Return all lines in the material below that contain "structured".

◆ Material for this exercise
______
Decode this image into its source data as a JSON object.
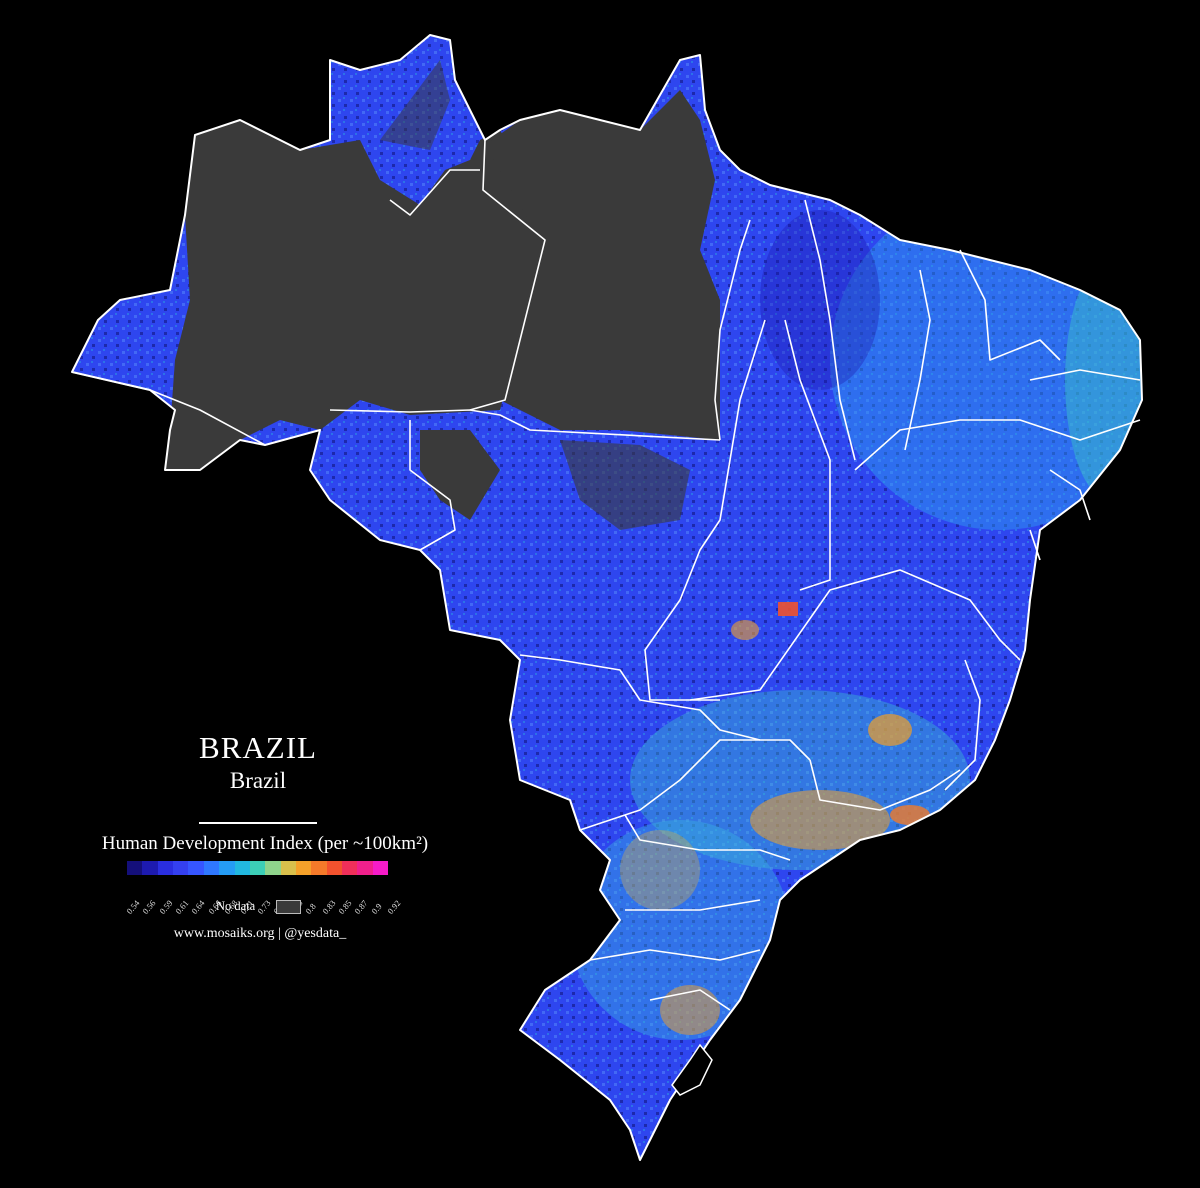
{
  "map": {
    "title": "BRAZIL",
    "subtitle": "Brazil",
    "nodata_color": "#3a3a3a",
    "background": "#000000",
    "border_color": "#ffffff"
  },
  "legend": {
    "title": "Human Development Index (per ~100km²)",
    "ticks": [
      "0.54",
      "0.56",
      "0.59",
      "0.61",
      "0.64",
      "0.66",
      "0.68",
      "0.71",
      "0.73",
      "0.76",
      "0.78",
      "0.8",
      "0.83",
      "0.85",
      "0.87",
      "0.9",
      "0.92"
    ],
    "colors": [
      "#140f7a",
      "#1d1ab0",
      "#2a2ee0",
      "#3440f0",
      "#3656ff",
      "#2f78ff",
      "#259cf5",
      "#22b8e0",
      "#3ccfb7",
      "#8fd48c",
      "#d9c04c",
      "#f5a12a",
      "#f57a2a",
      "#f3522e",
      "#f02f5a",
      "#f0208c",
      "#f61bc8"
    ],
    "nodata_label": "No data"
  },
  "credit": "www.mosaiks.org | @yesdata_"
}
______
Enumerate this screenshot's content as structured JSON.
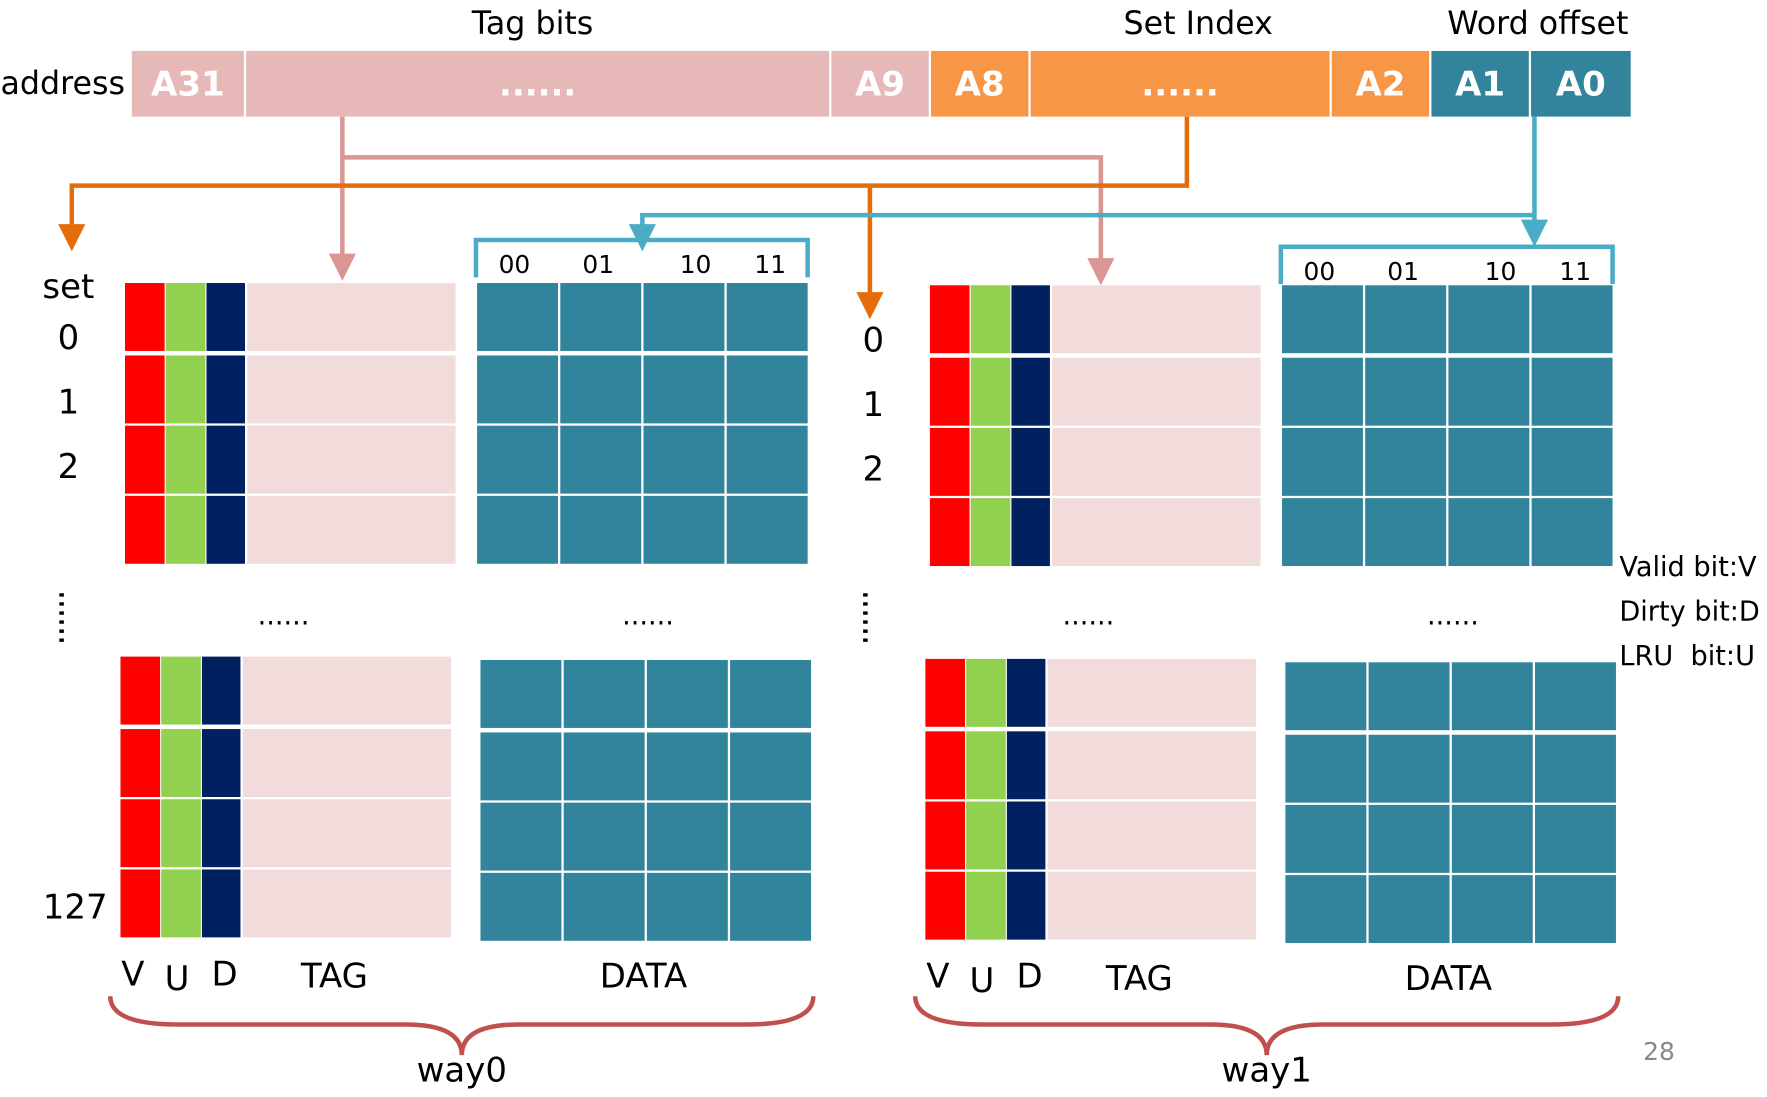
______
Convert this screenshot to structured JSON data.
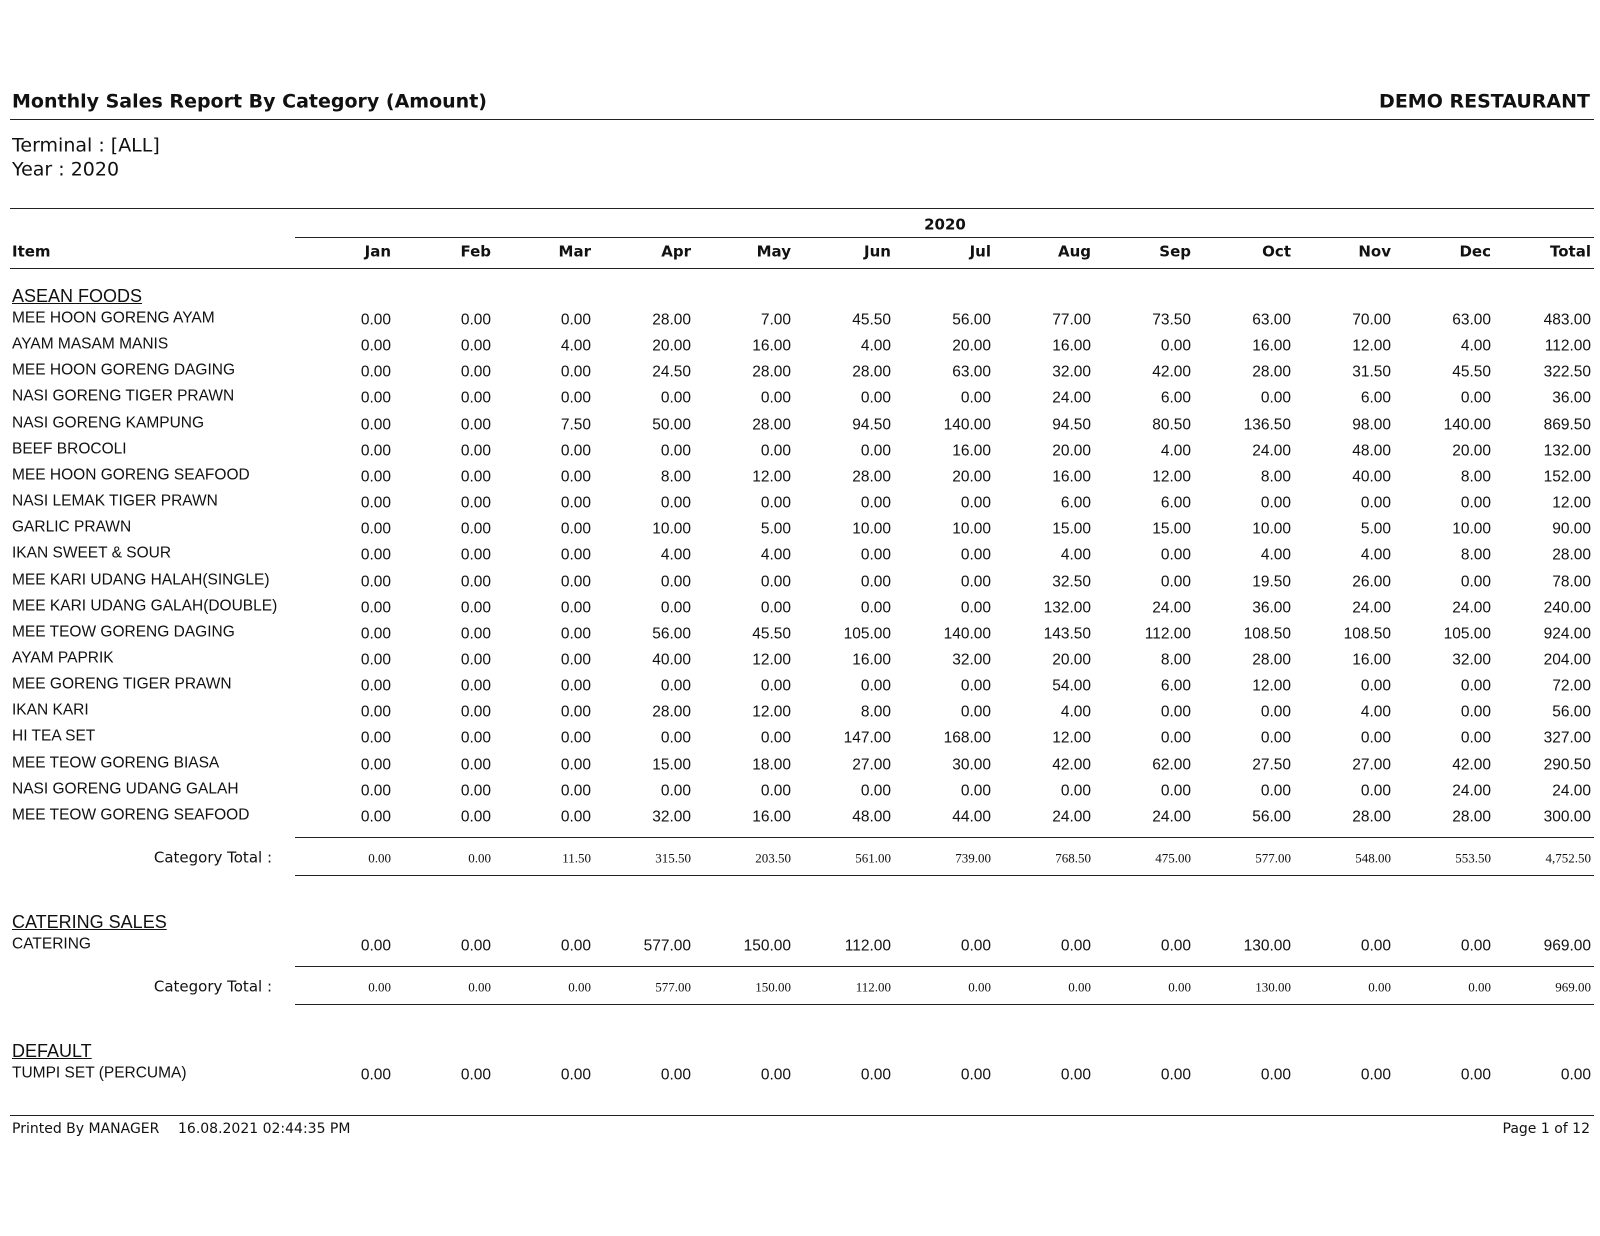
______
◆ Result below
Enumerate this screenshot's content as structured JSON.
Convert this screenshot to structured JSON data.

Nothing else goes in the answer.